Lines of data:

-.-.-

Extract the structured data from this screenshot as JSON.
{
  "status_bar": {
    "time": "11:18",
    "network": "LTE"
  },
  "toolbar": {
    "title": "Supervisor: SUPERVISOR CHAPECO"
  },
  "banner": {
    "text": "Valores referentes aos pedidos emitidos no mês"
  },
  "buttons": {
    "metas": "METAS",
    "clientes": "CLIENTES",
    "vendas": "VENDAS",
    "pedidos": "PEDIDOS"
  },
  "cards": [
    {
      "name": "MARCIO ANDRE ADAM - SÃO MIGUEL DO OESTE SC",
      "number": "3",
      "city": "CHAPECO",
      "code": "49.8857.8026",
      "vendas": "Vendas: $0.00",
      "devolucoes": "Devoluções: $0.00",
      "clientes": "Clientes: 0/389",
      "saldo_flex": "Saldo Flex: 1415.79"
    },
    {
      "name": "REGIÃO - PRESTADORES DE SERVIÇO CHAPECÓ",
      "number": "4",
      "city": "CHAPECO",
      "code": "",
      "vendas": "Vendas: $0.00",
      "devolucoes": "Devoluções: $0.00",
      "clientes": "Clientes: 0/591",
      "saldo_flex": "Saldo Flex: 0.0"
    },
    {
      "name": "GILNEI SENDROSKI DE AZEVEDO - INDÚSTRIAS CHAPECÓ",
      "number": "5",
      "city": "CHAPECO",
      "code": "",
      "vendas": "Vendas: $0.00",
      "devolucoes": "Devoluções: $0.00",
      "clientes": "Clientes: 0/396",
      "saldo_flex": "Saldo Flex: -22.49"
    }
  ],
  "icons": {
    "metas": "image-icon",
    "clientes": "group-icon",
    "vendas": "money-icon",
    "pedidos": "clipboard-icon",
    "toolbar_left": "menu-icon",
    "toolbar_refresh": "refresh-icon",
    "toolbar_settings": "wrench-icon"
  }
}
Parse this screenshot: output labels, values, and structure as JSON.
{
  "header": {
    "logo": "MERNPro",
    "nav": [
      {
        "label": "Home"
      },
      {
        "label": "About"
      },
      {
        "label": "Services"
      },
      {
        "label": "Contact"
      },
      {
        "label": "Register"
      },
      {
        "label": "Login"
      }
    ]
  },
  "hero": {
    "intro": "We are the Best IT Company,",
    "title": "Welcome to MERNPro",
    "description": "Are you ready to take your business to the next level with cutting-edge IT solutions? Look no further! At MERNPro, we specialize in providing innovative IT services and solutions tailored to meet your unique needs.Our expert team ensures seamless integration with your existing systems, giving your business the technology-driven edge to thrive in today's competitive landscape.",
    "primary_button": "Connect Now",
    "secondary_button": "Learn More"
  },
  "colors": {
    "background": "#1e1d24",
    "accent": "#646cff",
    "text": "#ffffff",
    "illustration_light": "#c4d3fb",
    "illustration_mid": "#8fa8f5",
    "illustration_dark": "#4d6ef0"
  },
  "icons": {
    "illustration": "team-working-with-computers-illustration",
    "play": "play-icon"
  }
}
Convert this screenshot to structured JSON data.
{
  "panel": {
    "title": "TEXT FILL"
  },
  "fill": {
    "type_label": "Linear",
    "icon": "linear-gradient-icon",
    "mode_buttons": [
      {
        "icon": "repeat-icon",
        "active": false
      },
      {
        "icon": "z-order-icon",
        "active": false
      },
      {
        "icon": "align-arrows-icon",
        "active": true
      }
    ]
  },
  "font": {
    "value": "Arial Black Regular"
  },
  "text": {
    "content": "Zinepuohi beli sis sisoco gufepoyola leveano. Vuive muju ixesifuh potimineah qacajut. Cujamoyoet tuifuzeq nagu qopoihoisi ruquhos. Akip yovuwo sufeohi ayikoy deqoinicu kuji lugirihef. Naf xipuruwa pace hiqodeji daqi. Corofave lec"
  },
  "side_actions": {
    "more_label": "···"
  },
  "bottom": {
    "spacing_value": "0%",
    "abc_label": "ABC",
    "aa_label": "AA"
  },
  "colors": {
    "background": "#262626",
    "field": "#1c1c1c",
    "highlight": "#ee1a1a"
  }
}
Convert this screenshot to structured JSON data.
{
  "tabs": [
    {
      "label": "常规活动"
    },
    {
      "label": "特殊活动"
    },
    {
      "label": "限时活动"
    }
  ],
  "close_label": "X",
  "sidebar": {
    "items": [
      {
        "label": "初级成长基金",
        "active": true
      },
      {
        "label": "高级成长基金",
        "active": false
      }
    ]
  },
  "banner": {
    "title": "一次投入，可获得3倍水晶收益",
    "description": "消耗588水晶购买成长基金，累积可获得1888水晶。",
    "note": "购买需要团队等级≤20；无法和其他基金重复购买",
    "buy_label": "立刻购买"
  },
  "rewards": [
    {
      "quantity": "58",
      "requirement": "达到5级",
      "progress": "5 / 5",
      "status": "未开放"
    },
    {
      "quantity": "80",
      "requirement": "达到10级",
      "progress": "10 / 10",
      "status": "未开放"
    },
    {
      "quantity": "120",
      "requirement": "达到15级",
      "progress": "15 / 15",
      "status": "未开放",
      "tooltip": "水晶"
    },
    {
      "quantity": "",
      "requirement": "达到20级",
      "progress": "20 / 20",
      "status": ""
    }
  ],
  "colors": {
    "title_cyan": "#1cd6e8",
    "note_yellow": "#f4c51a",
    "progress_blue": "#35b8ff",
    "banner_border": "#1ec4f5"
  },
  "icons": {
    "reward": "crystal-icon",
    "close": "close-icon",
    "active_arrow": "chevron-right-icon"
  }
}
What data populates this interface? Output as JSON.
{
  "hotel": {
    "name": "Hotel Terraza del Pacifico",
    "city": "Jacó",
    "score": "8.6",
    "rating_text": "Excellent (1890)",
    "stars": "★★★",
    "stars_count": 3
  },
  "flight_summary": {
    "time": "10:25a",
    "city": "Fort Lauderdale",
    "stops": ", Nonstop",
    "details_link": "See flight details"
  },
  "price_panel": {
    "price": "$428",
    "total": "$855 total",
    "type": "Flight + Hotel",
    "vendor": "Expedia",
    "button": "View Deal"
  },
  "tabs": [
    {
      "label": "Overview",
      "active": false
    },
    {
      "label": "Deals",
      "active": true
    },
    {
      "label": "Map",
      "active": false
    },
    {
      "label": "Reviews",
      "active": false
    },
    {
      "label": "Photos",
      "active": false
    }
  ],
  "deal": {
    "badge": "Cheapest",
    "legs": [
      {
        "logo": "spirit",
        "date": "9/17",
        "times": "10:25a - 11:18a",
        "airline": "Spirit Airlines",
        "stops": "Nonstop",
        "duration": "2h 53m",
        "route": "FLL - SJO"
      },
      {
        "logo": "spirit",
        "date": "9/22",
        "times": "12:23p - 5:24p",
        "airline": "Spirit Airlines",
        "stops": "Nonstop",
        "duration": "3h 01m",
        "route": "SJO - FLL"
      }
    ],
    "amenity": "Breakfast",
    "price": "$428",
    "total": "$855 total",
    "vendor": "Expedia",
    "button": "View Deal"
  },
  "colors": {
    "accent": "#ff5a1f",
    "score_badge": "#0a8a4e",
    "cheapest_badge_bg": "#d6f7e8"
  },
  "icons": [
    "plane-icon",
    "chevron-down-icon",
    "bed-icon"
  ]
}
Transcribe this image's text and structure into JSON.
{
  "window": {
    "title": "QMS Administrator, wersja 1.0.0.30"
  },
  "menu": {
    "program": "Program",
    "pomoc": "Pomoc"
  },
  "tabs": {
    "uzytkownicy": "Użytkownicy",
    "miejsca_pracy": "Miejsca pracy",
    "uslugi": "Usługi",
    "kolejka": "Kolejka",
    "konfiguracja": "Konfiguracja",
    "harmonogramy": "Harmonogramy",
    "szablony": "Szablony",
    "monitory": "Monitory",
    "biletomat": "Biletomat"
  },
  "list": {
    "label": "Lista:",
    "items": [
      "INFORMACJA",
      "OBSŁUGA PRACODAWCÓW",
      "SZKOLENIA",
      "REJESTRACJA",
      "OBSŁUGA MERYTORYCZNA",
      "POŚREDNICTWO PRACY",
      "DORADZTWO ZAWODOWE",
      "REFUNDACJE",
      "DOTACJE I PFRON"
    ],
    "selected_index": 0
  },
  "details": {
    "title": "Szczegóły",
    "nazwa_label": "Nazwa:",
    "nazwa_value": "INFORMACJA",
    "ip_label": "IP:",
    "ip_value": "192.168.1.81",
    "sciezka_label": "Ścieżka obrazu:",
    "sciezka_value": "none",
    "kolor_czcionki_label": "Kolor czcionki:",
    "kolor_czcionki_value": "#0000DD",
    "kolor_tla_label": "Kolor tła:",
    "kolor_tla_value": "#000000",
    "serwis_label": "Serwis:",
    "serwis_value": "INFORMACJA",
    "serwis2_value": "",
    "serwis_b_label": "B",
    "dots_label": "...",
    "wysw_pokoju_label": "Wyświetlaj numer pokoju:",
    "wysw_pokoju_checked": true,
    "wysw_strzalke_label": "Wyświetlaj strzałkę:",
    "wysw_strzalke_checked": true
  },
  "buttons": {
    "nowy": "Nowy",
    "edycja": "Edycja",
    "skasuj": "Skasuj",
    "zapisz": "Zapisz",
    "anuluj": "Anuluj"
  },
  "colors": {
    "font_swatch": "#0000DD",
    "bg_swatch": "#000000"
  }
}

-.-.-

> _PROBLEM STATEMENT_
Whenever "quantity" turns up in a line, pick that line out.

> _OUTPUT FOR THIS TASK_
      "quantity": "58",
      "quantity": "80",
      "quantity": "120",
      "quantity": "",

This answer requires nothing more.